* **Your objective**: Output the full material exactly as it appears here.

* **Supplied records**:
==========

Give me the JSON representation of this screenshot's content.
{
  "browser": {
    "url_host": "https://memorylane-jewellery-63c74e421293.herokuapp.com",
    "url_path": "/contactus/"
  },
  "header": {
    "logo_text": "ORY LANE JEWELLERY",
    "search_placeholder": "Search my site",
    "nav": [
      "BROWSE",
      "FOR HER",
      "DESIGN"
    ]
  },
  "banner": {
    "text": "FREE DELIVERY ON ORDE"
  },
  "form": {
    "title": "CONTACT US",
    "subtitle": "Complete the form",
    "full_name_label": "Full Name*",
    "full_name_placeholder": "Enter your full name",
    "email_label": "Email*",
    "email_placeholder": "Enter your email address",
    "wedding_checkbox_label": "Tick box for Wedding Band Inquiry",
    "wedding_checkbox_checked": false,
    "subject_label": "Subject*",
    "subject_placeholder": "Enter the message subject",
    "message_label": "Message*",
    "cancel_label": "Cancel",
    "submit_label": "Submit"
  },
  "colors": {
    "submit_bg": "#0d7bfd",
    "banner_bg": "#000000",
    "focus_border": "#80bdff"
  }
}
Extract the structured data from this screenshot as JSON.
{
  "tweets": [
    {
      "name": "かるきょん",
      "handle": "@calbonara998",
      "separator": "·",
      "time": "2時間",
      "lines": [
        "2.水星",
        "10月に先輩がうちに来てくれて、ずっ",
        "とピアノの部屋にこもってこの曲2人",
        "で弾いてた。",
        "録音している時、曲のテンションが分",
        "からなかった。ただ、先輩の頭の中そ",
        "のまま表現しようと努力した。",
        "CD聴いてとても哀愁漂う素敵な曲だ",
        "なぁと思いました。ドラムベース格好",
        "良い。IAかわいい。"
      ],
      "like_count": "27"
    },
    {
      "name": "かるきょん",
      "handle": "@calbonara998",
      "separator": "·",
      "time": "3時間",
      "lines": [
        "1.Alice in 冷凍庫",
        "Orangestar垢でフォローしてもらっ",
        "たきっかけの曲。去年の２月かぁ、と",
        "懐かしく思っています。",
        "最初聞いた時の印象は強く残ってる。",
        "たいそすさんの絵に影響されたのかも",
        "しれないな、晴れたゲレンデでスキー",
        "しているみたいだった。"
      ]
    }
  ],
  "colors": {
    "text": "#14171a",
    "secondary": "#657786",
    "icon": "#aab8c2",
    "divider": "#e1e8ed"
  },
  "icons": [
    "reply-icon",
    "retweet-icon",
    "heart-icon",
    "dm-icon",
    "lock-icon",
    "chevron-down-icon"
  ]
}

==========

* **Complete answer**:
Give me the JSON representation of this screenshot's content.
{
  "browser": {
    "url_host": "https://memorylane-jewellery-63c74e421293.herokuapp.com",
    "url_path": "/contactus/"
  },
  "header": {
    "logo_text": "ORY LANE JEWELLERY",
    "search_placeholder": "Search my site",
    "nav": [
      "BROWSE",
      "FOR HER",
      "DESIGN"
    ]
  },
  "banner": {
    "text": "FREE DELIVERY ON ORDE"
  },
  "form": {
    "title": "CONTACT US",
    "subtitle": "Complete the form",
    "full_name_label": "Full Name*",
    "full_name_placeholder": "Enter your full name",
    "email_label": "Email*",
    "email_placeholder": "Enter your email address",
    "wedding_checkbox_label": "Tick box for Wedding Band Inquiry",
    "wedding_checkbox_checked": false,
    "subject_label": "Subject*",
    "subject_placeholder": "Enter the message subject",
    "message_label": "Message*",
    "cancel_label": "Cancel",
    "submit_label": "Submit"
  },
  "colors": {
    "submit_bg": "#0d7bfd",
    "banner_bg": "#000000",
    "focus_border": "#80bdff"
  }
}
Extract the structured data from this screenshot as JSON.
{
  "tweets": [
    {
      "name": "かるきょん",
      "handle": "@calbonara998",
      "separator": "·",
      "time": "2時間",
      "lines": [
        "2.水星",
        "10月に先輩がうちに来てくれて、ずっ",
        "とピアノの部屋にこもってこの曲2人",
        "で弾いてた。",
        "録音している時、曲のテンションが分",
        "からなかった。ただ、先輩の頭の中そ",
        "のまま表現しようと努力した。",
        "CD聴いてとても哀愁漂う素敵な曲だ",
        "なぁと思いました。ドラムベース格好",
        "良い。IAかわいい。"
      ],
      "like_count": "27"
    },
    {
      "name": "かるきょん",
      "handle": "@calbonara998",
      "separator": "·",
      "time": "3時間",
      "lines": [
        "1.Alice in 冷凍庫",
        "Orangestar垢でフォローしてもらっ",
        "たきっかけの曲。去年の２月かぁ、と",
        "懐かしく思っています。",
        "最初聞いた時の印象は強く残ってる。",
        "たいそすさんの絵に影響されたのかも",
        "しれないな、晴れたゲレンデでスキー",
        "しているみたいだった。"
      ]
    }
  ],
  "colors": {
    "text": "#14171a",
    "secondary": "#657786",
    "icon": "#aab8c2",
    "divider": "#e1e8ed"
  },
  "icons": [
    "reply-icon",
    "retweet-icon",
    "heart-icon",
    "dm-icon",
    "lock-icon",
    "chevron-down-icon"
  ]
}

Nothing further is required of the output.